(Excerpts from a figure dataset)
##############################

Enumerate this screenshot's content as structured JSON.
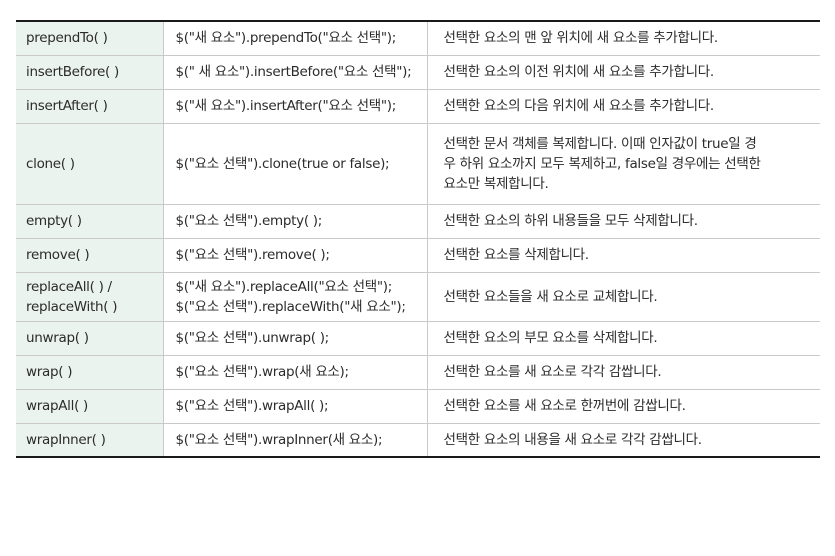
{
  "rows": [
    {
      "method": [
        "prependTo( )"
      ],
      "syntax": [
        "$(\"새 요소\").prependTo(\"요소 선택\");"
      ],
      "desc": [
        "선택한 요소의 맨 앞 위치에 새 요소를 추가합니다."
      ]
    },
    {
      "method": [
        "insertBefore( )"
      ],
      "syntax": [
        "$(\" 새 요소\").insertBefore(\"요소 선택\");"
      ],
      "desc": [
        "선택한 요소의 이전 위치에 새 요소를 추가합니다."
      ]
    },
    {
      "method": [
        "insertAfter( )"
      ],
      "syntax": [
        "$(\"새 요소\").insertAfter(\"요소 선택\");"
      ],
      "desc": [
        "선택한 요소의 다음 위치에 새 요소를 추가합니다."
      ]
    },
    {
      "method": [
        "clone( )"
      ],
      "syntax": [
        "$(\"요소 선택\").clone(true or false);"
      ],
      "desc": [
        "선택한 문서 객체를 복제합니다. 이때 인자값이 true일 경",
        "우 하위 요소까지 모두 복제하고, false일 경우에는 선택한",
        "요소만 복제합니다."
      ]
    },
    {
      "method": [
        "empty( )"
      ],
      "syntax": [
        "$(\"요소 선택\").empty( );"
      ],
      "desc": [
        "선택한 요소의 하위 내용들을 모두 삭제합니다."
      ]
    },
    {
      "method": [
        "remove( )"
      ],
      "syntax": [
        "$(\"요소 선택\").remove( );"
      ],
      "desc": [
        "선택한 요소를 삭제합니다."
      ]
    },
    {
      "method": [
        "replaceAll( ) /",
        "replaceWith( )"
      ],
      "syntax": [
        "$(\"새 요소\").replaceAll(\"요소 선택\");",
        "$(\"요소 선택\").replaceWith(\"새 요소\");"
      ],
      "desc": [
        "선택한 요소들을 새 요소로 교체합니다."
      ]
    },
    {
      "method": [
        "unwrap( )"
      ],
      "syntax": [
        "$(\"요소 선택\").unwrap( );"
      ],
      "desc": [
        "선택한 요소의 부모 요소를 삭제합니다."
      ]
    },
    {
      "method": [
        "wrap( )"
      ],
      "syntax": [
        "$(\"요소 선택\").wrap(새 요소);"
      ],
      "desc": [
        "선택한 요소를 새 요소로 각각 감쌉니다."
      ]
    },
    {
      "method": [
        "wrapAll( )"
      ],
      "syntax": [
        "$(\"요소 선택\").wrapAll( );"
      ],
      "desc": [
        "선택한 요소를 새 요소로 한꺼번에 감쌉니다."
      ]
    },
    {
      "method": [
        "wrapInner( )"
      ],
      "syntax": [
        "$(\"요소 선택\").wrapInner(새 요소);"
      ],
      "desc": [
        "선택한 요소의 내용을 새 요소로 각각 감쌉니다."
      ]
    }
  ]
}
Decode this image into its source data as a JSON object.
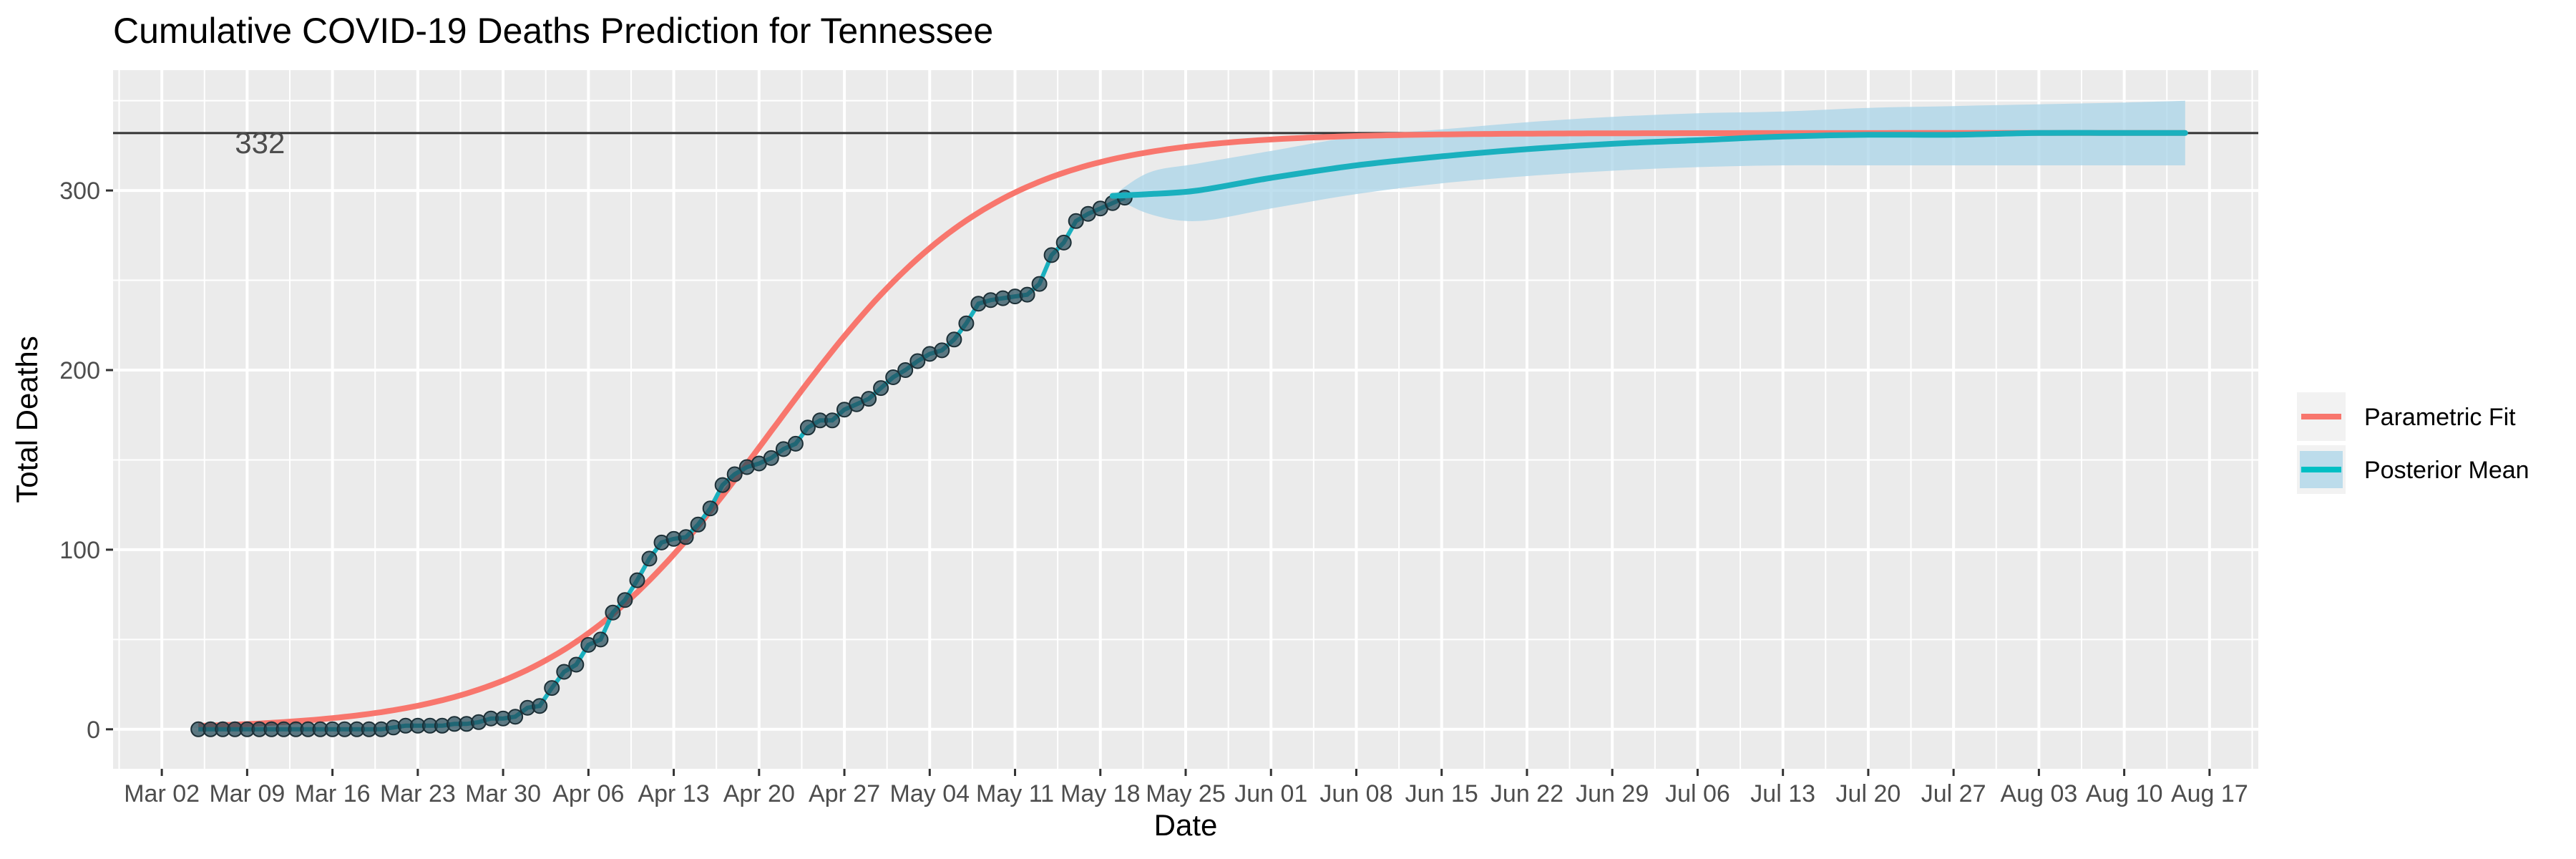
{
  "chart_data": {
    "type": "line",
    "title": "Cumulative COVID-19 Deaths Prediction for Tennessee",
    "xlabel": "Date",
    "ylabel": "Total Deaths",
    "x_ticks": [
      "Mar 02",
      "Mar 09",
      "Mar 16",
      "Mar 23",
      "Mar 30",
      "Apr 06",
      "Apr 13",
      "Apr 20",
      "Apr 27",
      "May 04",
      "May 11",
      "May 18",
      "May 25",
      "Jun 01",
      "Jun 08",
      "Jun 15",
      "Jun 22",
      "Jun 29",
      "Jul 06",
      "Jul 13",
      "Jul 20",
      "Jul 27",
      "Aug 03",
      "Aug 10",
      "Aug 17"
    ],
    "y_ticks": [
      "0",
      "100",
      "200",
      "300"
    ],
    "ylim": [
      -22,
      367
    ],
    "xlim": [
      "2020-02-27",
      "2020-08-21"
    ],
    "hline": {
      "value": 332,
      "label": "332"
    },
    "legend": {
      "position": "right",
      "entries": [
        {
          "name": "Parametric Fit",
          "color": "#F8766D"
        },
        {
          "name": "Posterior Mean",
          "color": "#00BFC4"
        }
      ]
    },
    "observed": {
      "start": "2020-03-05",
      "values": [
        0,
        0,
        0,
        0,
        0,
        0,
        0,
        0,
        0,
        0,
        0,
        0,
        0,
        0,
        0,
        0,
        1,
        2,
        2,
        2,
        2,
        3,
        3,
        4,
        6,
        6,
        7,
        12,
        13,
        23,
        32,
        36,
        47,
        50,
        65,
        72,
        83,
        95,
        104,
        106,
        107,
        114,
        123,
        136,
        142,
        146,
        148,
        151,
        156,
        159,
        168,
        172,
        172,
        178,
        181,
        184,
        190,
        196,
        200,
        205,
        209,
        211,
        217,
        226,
        237,
        239,
        240,
        241,
        242,
        248,
        264,
        271,
        283,
        287,
        290,
        293,
        296
      ]
    },
    "parametric_fit": {
      "start": "2020-03-05",
      "end": "2020-08-15",
      "asymptote": 332,
      "midpoint": "2020-04-21",
      "rate": 0.11
    },
    "posterior_mean": {
      "x": [
        "2020-05-19",
        "2020-05-22",
        "2020-05-26",
        "2020-06-01",
        "2020-06-08",
        "2020-06-15",
        "2020-06-22",
        "2020-06-29",
        "2020-07-06",
        "2020-07-13",
        "2020-07-20",
        "2020-07-27",
        "2020-08-03",
        "2020-08-10",
        "2020-08-15"
      ],
      "mean": [
        297,
        298,
        300,
        307,
        314,
        319,
        323,
        326,
        328,
        330,
        331,
        331,
        332,
        332,
        332
      ],
      "lower": [
        297,
        287,
        283,
        290,
        298,
        304,
        308,
        311,
        313,
        314,
        314,
        314,
        314,
        314,
        314
      ],
      "upper": [
        297,
        310,
        315,
        322,
        330,
        334,
        338,
        341,
        343,
        344,
        346,
        347,
        348,
        349,
        350
      ]
    },
    "grid": true,
    "colors": {
      "panel": "#EBEBEB",
      "grid": "#FFFFFF",
      "fit": "#F8766D",
      "posterior": "#1AB0BE",
      "band": "#A9D4E8",
      "points": "#234A57",
      "hline": "#333333"
    }
  }
}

##############################

### [Task statement]
In the material above, tally every line with the string "삭제합니다" in it, then give that number alone.

### [Answer]
3